> [Working data]
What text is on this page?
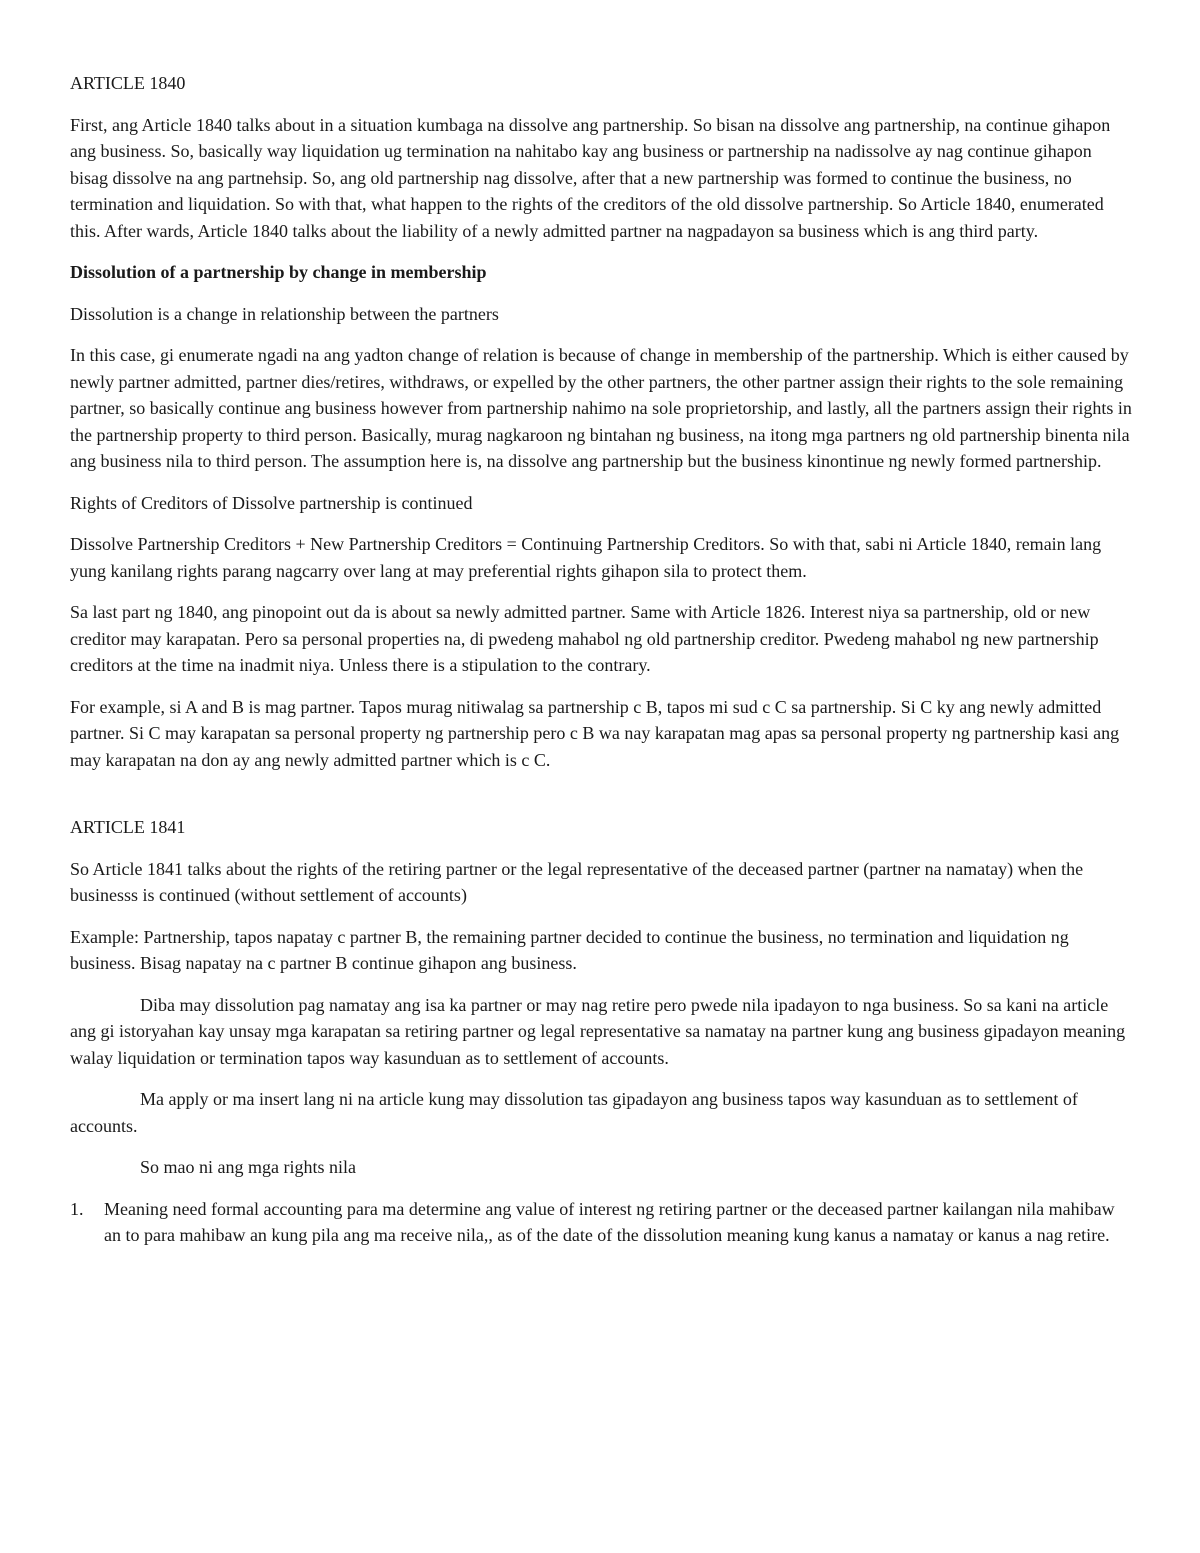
ARTICLE 1840

First, ang Article 1840 talks about in a situation kumbaga na dissolve ang partnership. So bisan na dissolve ang partnership, na continue gihapon ang business. So, basically way liquidation ug termination na nahitabo kay ang business or partnership na nadissolve ay nag continue gihapon bisag dissolve na ang partnehsip. So, ang old partnership nag dissolve, after that a new partnership was formed to continue the business, no termination and liquidation. So with that, what happen to the rights of the creditors of the old dissolve partnership. So Article 1840, enumerated this. After wards, Article 1840 talks about the liability of a newly admitted partner na nagpadayon sa business which is ang third party.

Dissolution of a partnership by change in membership

Dissolution is a change in relationship between the partners

In this case, gi enumerate ngadi na ang yadton change of relation is because of change in membership of the partnership. Which is either caused by newly partner admitted, partner dies/retires, withdraws, or expelled by the other partners, the other partner assign their rights to the sole remaining partner, so basically continue ang business however from partnership nahimo na sole proprietorship, and lastly, all the partners assign their rights in the partnership property to third person. Basically, murag nagkaroon ng bintahan ng business, na itong mga partners ng old partnership binenta nila ang business nila to third person. The assumption here is, na dissolve ang partnership but the business kinontinue ng newly formed partnership.

Rights of Creditors of Dissolve partnership is continued

Dissolve Partnership Creditors + New Partnership Creditors = Continuing Partnership Creditors. So with that, sabi ni Article 1840, remain lang yung kanilang rights parang nagcarry over lang at may preferential rights gihapon sila to protect them.

Sa last part ng 1840, ang pinopoint out da is about sa newly admitted partner. Same with Article 1826. Interest niya sa partnership, old or new creditor may karapatan. Pero sa personal properties na, di pwedeng mahabol ng old partnership creditor. Pwedeng mahabol ng new partnership creditors at the time na inadmit niya. Unless there is a stipulation to the contrary.

For example, si A and B is mag partner. Tapos murag nitiwalag sa partnership c B, tapos mi sud c C sa partnership. Si C ky ang newly admitted partner. Si C may karapatan sa personal property ng partnership pero c B wa nay karapatan mag apas sa personal property ng partnership kasi ang may karapatan na don ay ang newly admitted partner which is c C.

ARTICLE 1841

So Article 1841 talks about the rights of the retiring partner or the legal representative of the deceased partner (partner na namatay) when the businesss is continued (without settlement of accounts)

Example: Partnership, tapos napatay c partner B, the remaining partner decided to continue the business, no termination and liquidation ng business. Bisag napatay na c partner B continue gihapon ang business.

Diba may dissolution pag namatay ang isa ka partner or may nag retire pero pwede nila ipadayon to nga business. So sa kani na article ang gi istoryahan kay unsay mga karapatan sa retiring partner og legal representative sa namatay na partner kung ang business gipadayon meaning walay liquidation or termination tapos way kasunduan as to settlement of accounts.

Ma apply or ma insert lang ni na article kung may dissolution tas gipadayon ang business tapos way kasunduan as to settlement of accounts.

So mao ni ang mga rights nila

1.	Meaning need formal accounting para ma determine ang value of interest ng retiring partner or the deceased partner kailangan nila mahibaw an to para mahibaw an kung pila ang ma receive nila,, as of the date of the dissolution meaning kung kanus a namatay or kanus a nag retire.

> [Stated exercise] Return, from the data, each line that has the word "representative" in it.

> [Result of the exercise]
So Article 1841 talks about the rights of the retiring partner or the legal representative of the deceased partner (partner na namatay) when the businesss is continued (without settlement of accounts)
Diba may dissolution pag namatay ang isa ka partner or may nag retire pero pwede nila ipadayon to nga business. So sa kani na article ang gi istoryahan kay unsay mga karapatan sa retiring partner og legal representative sa namatay na partner kung ang business gipadayon meaning walay liquidation or termination tapos way kasunduan as to settlement of accounts.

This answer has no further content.